DATA EXTRACT
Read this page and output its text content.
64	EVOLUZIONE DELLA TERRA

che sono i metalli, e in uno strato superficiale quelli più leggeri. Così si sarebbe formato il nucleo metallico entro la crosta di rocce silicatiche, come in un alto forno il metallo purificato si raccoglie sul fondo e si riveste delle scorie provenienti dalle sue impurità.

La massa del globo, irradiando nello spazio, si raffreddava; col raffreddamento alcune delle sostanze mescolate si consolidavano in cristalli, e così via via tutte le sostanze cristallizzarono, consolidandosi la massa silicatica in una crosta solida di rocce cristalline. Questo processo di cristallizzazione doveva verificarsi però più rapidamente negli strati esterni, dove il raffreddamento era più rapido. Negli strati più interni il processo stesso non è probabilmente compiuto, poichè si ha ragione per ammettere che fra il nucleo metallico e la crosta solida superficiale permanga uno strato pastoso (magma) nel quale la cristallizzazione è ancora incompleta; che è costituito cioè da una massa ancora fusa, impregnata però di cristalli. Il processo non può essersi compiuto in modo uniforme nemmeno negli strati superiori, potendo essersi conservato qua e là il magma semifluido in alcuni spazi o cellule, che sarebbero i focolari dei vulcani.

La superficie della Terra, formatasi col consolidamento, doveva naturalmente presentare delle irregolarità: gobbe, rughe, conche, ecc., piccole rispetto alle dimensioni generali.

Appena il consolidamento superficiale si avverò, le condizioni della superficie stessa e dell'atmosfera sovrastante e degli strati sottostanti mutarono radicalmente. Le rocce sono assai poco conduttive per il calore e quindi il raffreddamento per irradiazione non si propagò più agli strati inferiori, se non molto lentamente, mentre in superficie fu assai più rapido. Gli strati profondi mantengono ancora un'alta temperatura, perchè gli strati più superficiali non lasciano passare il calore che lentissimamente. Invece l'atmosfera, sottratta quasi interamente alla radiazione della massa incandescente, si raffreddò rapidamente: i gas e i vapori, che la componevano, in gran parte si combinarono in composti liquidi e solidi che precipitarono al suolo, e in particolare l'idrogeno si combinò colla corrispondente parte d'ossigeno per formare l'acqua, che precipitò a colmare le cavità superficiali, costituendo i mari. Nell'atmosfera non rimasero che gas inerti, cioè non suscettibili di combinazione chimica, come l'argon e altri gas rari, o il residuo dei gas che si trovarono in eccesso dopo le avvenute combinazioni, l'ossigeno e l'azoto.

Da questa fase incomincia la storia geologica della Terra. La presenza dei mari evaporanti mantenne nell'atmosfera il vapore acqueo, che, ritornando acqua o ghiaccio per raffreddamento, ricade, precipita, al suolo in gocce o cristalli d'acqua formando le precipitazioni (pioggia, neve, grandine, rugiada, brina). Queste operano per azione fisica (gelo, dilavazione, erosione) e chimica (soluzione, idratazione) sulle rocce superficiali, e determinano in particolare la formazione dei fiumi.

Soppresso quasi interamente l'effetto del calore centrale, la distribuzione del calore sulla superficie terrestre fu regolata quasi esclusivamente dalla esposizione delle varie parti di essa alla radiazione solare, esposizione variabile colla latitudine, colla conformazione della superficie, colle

TO DO
Copy out the whole listing exactly as written.

THE SOLUTION
Read this page and output its text content.
64	EVOLUZIONE DELLA TERRA

che sono i metalli, e in uno strato superficiale quelli più leggeri. Così si sarebbe formato il nucleo metallico entro la crosta di rocce silicatiche, come in un alto forno il metallo purificato si raccoglie sul fondo e si riveste delle scorie provenienti dalle sue impurità.

La massa del globo, irradiando nello spazio, si raffreddava; col raffreddamento alcune delle sostanze mescolate si consolidavano in cristalli, e così via via tutte le sostanze cristallizzarono, consolidandosi la massa silicatica in una crosta solida di rocce cristalline. Questo processo di cristallizzazione doveva verificarsi però più rapidamente negli strati esterni, dove il raffreddamento era più rapido. Negli strati più interni il processo stesso non è probabilmente compiuto, poichè si ha ragione per ammettere che fra il nucleo metallico e la crosta solida superficiale permanga uno strato pastoso (magma) nel quale la cristallizzazione è ancora incompleta; che è costituito cioè da una massa ancora fusa, impregnata però di cristalli. Il processo non può essersi compiuto in modo uniforme nemmeno negli strati superiori, potendo essersi conservato qua e là il magma semifluido in alcuni spazi o cellule, che sarebbero i focolari dei vulcani.

La superficie della Terra, formatasi col consolidamento, doveva naturalmente presentare delle irregolarità: gobbe, rughe, conche, ecc., piccole rispetto alle dimensioni generali.

Appena il consolidamento superficiale si avverò, le condizioni della superficie stessa e dell'atmosfera sovrastante e degli strati sottostanti mutarono radicalmente. Le rocce sono assai poco conduttive per il calore e quindi il raffreddamento per irradiazione non si propagò più agli strati inferiori, se non molto lentamente, mentre in superficie fu assai più rapido. Gli strati profondi mantengono ancora un'alta temperatura, perchè gli strati più superficiali non lasciano passare il calore che lentissimamente. Invece l'atmosfera, sottratta quasi interamente alla radiazione della massa incandescente, si raffreddò rapidamente: i gas e i vapori, che la componevano, in gran parte si combinarono in composti liquidi e solidi che precipitarono al suolo, e in particolare l'idrogeno si combinò colla corrispondente parte d'ossigeno per formare l'acqua, che precipitò a colmare le cavità superficiali, costituendo i mari. Nell'atmosfera non rimasero che gas inerti, cioè non suscettibili di combinazione chimica, come l'argon e altri gas rari, o il residuo dei gas che si trovarono in eccesso dopo le avvenute combinazioni, l'ossigeno e l'azoto.

Da questa fase incomincia la storia geologica della Terra. La presenza dei mari evaporanti mantenne nell'atmosfera il vapore acqueo, che, ritornando acqua o ghiaccio per raffreddamento, ricade, precipita, al suolo in gocce o cristalli d'acqua formando le precipitazioni (pioggia, neve, grandine, rugiada, brina). Queste operano per azione fisica (gelo, dilavazione, erosione) e chimica (soluzione, idratazione) sulle rocce superficiali, e determinano in particolare la formazione dei fiumi.

Soppresso quasi interamente l'effetto del calore centrale, la distribuzione del calore sulla superficie terrestre fu regolata quasi esclusivamente dalla esposizione delle varie parti di essa alla radiazione solare, esposizione variabile colla latitudine, colla conformazione della superficie, colle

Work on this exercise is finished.